(Data items)
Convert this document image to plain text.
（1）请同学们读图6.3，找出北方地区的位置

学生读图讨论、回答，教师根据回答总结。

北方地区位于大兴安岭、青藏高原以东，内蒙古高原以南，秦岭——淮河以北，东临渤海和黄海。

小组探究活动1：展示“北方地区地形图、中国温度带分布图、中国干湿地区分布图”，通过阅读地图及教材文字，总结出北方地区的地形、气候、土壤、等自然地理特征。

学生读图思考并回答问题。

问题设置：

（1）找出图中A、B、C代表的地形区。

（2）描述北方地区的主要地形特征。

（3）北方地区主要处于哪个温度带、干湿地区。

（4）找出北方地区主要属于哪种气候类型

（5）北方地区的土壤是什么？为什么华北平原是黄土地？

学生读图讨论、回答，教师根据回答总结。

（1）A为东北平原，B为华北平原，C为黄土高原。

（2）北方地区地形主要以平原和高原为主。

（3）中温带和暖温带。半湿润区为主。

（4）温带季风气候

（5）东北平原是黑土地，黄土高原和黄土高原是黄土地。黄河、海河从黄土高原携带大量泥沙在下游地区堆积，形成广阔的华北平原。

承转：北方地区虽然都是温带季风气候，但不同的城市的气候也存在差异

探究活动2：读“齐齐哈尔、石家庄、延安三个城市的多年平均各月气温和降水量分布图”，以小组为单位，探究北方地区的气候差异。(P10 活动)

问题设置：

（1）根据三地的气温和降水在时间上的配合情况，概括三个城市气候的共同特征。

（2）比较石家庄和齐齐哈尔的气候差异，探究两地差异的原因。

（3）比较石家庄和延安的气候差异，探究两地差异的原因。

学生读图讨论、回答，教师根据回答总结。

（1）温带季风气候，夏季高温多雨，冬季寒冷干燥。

Set exercise:
From the records above, extract everything verbatim.

Solution to this task:
Convert this document image to plain text.
（1）请同学们读图6.3，找出北方地区的位置

学生读图讨论、回答，教师根据回答总结。

北方地区位于大兴安岭、青藏高原以东，内蒙古高原以南，秦岭——淮河以北，东临渤海和黄海。

小组探究活动1：展示“北方地区地形图、中国温度带分布图、中国干湿地区分布图”，通过阅读地图及教材文字，总结出北方地区的地形、气候、土壤、等自然地理特征。

学生读图思考并回答问题。

问题设置：

（1）找出图中A、B、C代表的地形区。

（2）描述北方地区的主要地形特征。

（3）北方地区主要处于哪个温度带、干湿地区。

（4）找出北方地区主要属于哪种气候类型

（5）北方地区的土壤是什么？为什么华北平原是黄土地？

学生读图讨论、回答，教师根据回答总结。

（1）A为东北平原，B为华北平原，C为黄土高原。

（2）北方地区地形主要以平原和高原为主。

（3）中温带和暖温带。半湿润区为主。

（4）温带季风气候

（5）东北平原是黑土地，黄土高原和黄土高原是黄土地。黄河、海河从黄土高原携带大量泥沙在下游地区堆积，形成广阔的华北平原。

承转：北方地区虽然都是温带季风气候，但不同的城市的气候也存在差异

探究活动2：读“齐齐哈尔、石家庄、延安三个城市的多年平均各月气温和降水量分布图”，以小组为单位，探究北方地区的气候差异。(P10 活动)

问题设置：

（1）根据三地的气温和降水在时间上的配合情况，概括三个城市气候的共同特征。

（2）比较石家庄和齐齐哈尔的气候差异，探究两地差异的原因。

（3）比较石家庄和延安的气候差异，探究两地差异的原因。

学生读图讨论、回答，教师根据回答总结。

（1）温带季风气候，夏季高温多雨，冬季寒冷干燥。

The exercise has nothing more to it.